= Data shown =
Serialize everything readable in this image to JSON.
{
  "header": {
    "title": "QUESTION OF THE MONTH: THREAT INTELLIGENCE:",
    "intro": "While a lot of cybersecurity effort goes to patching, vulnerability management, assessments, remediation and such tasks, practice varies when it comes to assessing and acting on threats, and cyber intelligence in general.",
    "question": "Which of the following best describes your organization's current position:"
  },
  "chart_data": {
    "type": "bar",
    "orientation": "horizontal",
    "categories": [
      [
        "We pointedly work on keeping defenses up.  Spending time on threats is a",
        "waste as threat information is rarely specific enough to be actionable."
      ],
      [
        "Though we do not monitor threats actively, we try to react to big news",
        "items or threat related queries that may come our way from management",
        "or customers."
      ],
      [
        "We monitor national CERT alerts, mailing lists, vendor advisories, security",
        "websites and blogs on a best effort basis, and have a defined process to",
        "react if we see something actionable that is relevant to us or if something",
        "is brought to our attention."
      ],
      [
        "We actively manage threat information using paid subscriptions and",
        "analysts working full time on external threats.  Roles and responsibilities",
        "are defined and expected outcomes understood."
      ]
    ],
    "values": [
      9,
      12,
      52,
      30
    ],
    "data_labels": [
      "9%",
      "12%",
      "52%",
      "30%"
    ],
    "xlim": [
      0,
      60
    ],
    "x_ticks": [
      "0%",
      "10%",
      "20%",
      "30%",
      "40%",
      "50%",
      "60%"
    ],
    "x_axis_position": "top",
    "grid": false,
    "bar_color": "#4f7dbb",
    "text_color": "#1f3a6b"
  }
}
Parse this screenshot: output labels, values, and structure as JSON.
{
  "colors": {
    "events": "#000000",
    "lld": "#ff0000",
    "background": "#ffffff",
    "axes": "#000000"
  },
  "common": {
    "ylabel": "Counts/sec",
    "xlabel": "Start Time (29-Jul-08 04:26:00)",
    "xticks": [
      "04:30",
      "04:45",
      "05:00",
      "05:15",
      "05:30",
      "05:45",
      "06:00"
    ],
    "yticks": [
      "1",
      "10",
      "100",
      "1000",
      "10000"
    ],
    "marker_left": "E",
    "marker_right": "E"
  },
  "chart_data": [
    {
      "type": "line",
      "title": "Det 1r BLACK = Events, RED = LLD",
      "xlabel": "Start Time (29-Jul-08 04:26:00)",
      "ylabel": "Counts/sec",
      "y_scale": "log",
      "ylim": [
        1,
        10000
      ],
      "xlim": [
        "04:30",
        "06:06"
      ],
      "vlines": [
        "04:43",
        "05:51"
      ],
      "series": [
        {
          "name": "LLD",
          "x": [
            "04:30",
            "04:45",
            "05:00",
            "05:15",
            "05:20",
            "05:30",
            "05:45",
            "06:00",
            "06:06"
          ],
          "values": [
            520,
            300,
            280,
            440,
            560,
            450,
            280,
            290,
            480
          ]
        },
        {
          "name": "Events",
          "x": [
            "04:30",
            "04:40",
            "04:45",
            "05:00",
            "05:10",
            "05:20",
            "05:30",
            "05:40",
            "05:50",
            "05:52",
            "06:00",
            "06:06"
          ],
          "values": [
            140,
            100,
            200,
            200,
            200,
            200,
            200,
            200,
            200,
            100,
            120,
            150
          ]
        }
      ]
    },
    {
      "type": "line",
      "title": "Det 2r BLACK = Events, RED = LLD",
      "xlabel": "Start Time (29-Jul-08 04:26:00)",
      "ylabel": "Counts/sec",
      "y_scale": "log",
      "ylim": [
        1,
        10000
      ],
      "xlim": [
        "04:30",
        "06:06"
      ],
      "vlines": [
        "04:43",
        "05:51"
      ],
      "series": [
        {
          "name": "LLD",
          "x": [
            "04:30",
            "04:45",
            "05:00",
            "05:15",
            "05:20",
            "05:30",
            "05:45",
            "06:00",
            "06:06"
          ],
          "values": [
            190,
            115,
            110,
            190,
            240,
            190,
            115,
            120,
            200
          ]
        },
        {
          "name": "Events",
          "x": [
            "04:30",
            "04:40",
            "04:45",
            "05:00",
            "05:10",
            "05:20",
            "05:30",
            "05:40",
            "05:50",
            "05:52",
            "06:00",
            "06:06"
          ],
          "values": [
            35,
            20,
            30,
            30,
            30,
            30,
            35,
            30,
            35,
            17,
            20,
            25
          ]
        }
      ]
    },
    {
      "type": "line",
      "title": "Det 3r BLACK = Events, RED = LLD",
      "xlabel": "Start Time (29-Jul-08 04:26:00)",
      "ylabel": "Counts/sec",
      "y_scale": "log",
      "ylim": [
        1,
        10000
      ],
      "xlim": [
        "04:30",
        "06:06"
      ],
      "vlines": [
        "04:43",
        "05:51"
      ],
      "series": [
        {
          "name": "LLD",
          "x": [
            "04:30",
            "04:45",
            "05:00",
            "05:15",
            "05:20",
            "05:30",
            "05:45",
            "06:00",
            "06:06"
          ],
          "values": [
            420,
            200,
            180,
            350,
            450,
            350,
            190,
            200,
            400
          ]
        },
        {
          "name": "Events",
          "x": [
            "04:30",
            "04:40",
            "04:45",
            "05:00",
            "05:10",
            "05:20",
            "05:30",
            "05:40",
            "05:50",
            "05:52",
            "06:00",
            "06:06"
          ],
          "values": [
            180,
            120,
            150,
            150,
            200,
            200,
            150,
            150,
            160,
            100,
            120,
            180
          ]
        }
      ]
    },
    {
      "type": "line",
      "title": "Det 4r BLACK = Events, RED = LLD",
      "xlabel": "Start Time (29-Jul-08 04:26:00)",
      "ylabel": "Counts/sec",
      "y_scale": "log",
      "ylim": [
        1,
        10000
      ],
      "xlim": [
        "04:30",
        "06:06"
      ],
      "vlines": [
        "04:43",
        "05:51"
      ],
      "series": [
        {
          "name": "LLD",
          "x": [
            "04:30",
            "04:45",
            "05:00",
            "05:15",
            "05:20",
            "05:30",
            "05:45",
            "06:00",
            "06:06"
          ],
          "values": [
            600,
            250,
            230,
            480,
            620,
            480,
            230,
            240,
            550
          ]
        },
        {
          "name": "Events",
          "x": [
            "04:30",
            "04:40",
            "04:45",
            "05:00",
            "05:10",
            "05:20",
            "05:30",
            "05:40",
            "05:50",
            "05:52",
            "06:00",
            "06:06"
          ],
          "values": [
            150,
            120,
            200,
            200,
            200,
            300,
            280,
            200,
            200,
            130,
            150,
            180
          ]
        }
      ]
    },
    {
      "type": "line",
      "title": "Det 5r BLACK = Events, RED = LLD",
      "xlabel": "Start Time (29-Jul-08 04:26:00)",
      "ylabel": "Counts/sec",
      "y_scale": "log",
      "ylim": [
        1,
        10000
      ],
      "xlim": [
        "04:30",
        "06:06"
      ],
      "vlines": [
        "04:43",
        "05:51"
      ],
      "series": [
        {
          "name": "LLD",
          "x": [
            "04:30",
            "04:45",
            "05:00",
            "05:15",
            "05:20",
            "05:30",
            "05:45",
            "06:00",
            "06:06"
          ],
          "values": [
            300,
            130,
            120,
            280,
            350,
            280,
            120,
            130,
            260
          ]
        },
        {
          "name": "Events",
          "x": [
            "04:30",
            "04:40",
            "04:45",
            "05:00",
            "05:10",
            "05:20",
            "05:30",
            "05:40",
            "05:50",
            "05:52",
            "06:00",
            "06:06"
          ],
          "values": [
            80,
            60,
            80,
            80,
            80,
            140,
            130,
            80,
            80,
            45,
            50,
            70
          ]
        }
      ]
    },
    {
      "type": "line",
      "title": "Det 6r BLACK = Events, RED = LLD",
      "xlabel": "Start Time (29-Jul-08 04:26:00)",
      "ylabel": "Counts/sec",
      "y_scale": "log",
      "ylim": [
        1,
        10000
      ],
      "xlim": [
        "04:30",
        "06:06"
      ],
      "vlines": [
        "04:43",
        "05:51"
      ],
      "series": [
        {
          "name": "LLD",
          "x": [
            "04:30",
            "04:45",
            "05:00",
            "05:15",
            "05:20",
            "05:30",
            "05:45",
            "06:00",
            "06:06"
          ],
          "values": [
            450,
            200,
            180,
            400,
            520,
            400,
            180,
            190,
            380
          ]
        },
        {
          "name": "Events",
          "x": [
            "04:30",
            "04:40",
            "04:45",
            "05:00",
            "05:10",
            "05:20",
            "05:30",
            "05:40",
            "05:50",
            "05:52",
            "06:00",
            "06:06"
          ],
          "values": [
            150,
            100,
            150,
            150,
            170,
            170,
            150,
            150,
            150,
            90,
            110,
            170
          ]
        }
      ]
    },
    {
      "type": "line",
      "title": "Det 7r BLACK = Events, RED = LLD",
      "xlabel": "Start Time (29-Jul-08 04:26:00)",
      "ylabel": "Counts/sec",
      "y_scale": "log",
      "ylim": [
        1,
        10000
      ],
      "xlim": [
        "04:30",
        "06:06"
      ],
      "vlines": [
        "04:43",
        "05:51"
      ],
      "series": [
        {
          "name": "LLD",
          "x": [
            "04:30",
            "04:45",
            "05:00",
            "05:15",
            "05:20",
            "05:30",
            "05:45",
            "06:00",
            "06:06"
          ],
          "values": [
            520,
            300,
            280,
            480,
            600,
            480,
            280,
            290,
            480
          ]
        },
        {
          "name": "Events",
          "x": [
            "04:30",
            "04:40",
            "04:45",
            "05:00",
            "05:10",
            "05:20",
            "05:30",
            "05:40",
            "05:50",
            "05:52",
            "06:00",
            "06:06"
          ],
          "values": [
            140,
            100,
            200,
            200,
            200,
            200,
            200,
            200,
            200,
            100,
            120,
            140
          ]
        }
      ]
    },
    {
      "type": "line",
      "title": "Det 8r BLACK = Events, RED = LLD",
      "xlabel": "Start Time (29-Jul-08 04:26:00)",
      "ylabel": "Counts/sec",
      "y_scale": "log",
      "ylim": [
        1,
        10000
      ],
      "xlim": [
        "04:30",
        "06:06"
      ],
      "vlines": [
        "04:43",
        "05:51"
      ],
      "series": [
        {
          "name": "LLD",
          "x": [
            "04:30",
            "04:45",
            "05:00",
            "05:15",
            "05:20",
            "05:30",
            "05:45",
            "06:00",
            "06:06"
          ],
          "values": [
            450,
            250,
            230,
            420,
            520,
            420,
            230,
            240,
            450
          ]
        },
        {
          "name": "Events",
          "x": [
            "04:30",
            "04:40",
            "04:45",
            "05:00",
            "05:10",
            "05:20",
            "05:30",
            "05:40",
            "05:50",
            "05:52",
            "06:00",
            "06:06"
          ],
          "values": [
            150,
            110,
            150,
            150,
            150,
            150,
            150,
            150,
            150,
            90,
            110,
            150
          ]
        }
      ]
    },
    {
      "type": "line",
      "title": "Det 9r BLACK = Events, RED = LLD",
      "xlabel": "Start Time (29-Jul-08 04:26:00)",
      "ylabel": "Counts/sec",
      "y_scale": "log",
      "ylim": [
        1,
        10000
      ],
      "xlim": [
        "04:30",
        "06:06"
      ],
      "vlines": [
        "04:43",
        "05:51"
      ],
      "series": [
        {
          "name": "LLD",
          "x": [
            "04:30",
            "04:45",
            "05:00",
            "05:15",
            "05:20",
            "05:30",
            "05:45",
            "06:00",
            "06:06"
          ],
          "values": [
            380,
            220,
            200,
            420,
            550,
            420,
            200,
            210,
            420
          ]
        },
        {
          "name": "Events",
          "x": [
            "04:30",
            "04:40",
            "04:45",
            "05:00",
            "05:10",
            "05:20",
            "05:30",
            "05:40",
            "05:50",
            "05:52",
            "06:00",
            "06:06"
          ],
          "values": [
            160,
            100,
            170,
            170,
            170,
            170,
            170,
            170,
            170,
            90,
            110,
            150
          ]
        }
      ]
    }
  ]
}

= Work to be completed =
Go through the records above and copy every line with the word "that".

= Result of this exercise =
        "items or threat related queries that may come our way from management",
        "react if we see something actionable that is relevant to us or if something",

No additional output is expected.